Input rows:
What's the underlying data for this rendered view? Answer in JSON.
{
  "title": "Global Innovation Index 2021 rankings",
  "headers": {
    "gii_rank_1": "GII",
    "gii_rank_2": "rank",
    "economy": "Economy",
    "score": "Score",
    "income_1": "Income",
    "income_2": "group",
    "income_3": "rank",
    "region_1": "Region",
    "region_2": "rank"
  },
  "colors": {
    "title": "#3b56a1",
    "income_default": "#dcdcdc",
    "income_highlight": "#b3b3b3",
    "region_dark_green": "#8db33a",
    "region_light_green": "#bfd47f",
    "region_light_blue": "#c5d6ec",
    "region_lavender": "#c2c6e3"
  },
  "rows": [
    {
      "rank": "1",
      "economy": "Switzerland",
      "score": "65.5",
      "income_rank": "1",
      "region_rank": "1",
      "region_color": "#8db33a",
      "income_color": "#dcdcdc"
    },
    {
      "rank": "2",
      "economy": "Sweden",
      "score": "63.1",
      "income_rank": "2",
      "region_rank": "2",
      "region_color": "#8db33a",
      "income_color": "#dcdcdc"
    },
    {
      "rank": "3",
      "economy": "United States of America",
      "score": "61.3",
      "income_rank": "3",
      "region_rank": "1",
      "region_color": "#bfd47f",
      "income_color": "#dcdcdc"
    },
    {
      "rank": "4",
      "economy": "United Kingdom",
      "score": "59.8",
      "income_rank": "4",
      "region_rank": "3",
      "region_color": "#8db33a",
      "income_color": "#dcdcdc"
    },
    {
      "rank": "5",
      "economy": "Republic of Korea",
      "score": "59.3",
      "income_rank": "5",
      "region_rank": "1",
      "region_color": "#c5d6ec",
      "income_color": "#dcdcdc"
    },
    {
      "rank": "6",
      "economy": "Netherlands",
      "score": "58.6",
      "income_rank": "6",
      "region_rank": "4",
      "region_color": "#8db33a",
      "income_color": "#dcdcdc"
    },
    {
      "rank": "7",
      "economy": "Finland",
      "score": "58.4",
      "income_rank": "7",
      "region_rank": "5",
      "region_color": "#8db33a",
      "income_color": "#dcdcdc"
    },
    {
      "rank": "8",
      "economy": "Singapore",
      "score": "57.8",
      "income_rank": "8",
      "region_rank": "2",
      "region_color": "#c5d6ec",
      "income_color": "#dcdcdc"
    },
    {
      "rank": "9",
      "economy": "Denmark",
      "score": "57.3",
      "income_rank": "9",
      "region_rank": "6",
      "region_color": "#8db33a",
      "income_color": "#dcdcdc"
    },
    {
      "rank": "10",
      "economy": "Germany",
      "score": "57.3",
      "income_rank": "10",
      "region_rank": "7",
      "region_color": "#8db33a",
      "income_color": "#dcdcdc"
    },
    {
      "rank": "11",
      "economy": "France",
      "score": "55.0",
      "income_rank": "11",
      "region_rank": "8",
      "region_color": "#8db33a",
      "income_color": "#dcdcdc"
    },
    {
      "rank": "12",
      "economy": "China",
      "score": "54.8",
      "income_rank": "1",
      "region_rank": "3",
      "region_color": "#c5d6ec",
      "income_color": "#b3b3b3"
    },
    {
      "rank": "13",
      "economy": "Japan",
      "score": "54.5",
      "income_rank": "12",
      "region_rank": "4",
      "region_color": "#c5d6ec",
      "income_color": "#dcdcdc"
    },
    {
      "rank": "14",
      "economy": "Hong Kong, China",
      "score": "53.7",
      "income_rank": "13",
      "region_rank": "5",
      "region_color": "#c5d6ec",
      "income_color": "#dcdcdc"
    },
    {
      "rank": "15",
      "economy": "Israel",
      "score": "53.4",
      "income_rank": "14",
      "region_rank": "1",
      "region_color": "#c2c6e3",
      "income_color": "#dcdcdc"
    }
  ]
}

==

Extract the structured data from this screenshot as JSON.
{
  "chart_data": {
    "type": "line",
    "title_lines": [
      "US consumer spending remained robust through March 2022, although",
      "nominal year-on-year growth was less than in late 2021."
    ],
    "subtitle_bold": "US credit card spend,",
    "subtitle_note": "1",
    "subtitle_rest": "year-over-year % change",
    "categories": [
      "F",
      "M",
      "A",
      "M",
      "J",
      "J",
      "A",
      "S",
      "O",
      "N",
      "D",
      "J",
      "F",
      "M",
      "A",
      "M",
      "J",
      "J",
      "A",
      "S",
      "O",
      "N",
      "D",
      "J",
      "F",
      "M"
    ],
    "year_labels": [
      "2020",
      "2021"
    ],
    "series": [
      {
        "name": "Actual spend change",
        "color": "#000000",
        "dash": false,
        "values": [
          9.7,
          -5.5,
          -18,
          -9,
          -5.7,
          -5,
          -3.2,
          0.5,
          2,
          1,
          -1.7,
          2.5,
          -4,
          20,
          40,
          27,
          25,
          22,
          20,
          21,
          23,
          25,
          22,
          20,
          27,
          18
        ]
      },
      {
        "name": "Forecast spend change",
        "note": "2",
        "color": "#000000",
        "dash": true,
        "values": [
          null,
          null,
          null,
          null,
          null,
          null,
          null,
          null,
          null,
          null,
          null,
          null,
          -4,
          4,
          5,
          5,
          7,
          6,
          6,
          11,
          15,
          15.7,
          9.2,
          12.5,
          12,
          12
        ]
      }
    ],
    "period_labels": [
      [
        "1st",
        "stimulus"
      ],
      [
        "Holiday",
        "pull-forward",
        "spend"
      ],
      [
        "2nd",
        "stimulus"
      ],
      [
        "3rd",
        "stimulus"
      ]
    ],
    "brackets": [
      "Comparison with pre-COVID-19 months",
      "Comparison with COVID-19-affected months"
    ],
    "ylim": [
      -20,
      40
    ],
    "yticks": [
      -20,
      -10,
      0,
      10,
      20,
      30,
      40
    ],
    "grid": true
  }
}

To be done: Isolate each line of the listing above that includes "change". Copy it.

Task answer:
    "subtitle_rest": "year-over-year % change",
        "name": "Actual spend change",
        "name": "Forecast spend change",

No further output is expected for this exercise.